**AUSGANGSTEXT**
_ _ _
Unlegiertes Titan und auch Titanlegierungen werden seit Jahren in der Medizintechnik angewendet. Die Einsatzgebiete sind vielfältig und einige Beispiele sind nachfolgend aufgeführt.

* Gelenkersatzteile für Hüfte, Knie, Schulter, Wirbelsäule, Ellbogen und Hand,
* Fixiermaterialien für Knochen, wie Nägel, Schrauben, Muttern und Platten,
* Zahnimplantate und Teile für die kieferorthopädische Chirurgie und zahnärztliche Prothetik,
* Herzschrittmachergehäuse und künstliche Herzklappen,
* chirurgische Instrumente für die Herz- und Augenchirurgie,
* Bauteile in schnell laufenden Blutzentrifugen.
_ _ _
**UNTERSUCHTES MATERIAL**
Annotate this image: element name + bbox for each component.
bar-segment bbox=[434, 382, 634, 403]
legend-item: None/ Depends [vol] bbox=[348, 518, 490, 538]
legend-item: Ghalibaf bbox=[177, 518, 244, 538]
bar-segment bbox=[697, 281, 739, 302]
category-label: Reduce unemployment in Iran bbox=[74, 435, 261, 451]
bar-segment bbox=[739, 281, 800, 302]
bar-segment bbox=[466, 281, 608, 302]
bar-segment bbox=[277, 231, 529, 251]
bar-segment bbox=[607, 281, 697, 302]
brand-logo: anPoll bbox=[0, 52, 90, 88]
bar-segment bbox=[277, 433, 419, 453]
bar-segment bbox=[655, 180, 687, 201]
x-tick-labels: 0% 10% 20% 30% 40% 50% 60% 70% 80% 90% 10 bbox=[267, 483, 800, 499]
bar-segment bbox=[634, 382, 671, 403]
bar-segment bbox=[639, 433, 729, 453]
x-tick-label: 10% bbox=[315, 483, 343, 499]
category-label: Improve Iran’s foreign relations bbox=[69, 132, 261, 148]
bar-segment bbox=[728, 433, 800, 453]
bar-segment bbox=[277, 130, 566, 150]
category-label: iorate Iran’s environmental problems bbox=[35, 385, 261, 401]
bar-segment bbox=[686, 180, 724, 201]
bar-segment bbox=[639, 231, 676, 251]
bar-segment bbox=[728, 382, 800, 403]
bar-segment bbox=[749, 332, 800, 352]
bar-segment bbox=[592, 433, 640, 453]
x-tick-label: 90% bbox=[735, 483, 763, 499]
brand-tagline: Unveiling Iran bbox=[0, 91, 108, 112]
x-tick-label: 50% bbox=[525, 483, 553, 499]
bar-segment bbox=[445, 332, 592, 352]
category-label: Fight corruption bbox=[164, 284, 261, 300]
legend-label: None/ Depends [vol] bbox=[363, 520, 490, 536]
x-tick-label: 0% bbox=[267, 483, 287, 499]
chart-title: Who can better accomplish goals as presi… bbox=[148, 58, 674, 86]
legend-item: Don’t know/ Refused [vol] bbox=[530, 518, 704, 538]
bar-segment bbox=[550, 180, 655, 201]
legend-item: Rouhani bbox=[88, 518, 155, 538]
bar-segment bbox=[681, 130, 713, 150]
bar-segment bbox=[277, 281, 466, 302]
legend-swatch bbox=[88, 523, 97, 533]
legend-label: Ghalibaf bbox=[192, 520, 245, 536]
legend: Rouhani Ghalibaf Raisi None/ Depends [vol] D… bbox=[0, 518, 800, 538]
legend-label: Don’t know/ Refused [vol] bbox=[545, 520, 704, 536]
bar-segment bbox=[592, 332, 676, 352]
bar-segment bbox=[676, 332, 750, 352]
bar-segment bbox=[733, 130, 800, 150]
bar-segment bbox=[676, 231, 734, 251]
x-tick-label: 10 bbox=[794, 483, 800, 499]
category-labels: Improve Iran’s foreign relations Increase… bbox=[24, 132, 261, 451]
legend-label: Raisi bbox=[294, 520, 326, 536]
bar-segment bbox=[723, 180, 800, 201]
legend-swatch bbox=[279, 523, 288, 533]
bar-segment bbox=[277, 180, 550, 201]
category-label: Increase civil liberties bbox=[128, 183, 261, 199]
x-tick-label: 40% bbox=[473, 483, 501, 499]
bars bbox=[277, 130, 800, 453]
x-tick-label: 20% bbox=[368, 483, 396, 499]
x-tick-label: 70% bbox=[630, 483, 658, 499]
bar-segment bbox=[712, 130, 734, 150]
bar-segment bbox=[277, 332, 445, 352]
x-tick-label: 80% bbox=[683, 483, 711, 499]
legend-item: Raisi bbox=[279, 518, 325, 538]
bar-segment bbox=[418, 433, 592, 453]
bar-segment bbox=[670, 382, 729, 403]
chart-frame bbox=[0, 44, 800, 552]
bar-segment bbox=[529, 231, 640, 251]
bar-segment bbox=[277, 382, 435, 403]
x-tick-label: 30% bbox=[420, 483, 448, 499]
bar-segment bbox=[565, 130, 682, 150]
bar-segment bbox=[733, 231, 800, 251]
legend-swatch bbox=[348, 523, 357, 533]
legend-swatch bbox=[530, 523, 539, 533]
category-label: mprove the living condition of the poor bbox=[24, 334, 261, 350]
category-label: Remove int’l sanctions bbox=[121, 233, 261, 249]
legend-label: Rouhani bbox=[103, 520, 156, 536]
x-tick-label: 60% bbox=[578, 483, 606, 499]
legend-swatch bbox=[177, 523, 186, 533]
_ _ _
**DURCHZUFÜHRENDE SCHRITTE**
**1.** Für welche Fachgebiete nennt der Ausgangstext chirurgische Instrumente aus Titan?
**2.** Setzen Sie den Ausgangstext zu Titan in der Medizintechnik im Anschluss an den letzten Listenpunkt fort.
Das Material stammt aus einer anderen Quelle als der Ausgangstext.

**LÖSUNGEN ZUR ÜBUNG**
**1.** Für die Herz- und Augenchirurgie.

**2.**
Die Frage, welche der heute zur Verfügung stehenden Titanlegierungen für Implantate und chirurgische Instrumente am besten geeignet ist, kann nicht pauschal beantwortet werden. Dies gilt sowohl nach der allgemein vertretenen Meinung, dass die Biokompatibilität einer Legierung allein durch ihre Korrosionsbeständigkeit und die Toxizität ihrer Korrosionsprodukte bestimmt wird, als auch nach der Auffassung, dass die Gewebeverträglichkeit einen hohen Widerstand der Deckschichten voraussetzt.

Die als Dauerimplantate in den menschlichen Körper einzubringenden Implantatwerkstoffe müssen u.a. biokompatibel, korrosionsbeständig, gewebeverträglich, vital und elastisch sein. Diese Anforderungen werden von den Titanwerkstoffen in einem hohen Maß erfüllt.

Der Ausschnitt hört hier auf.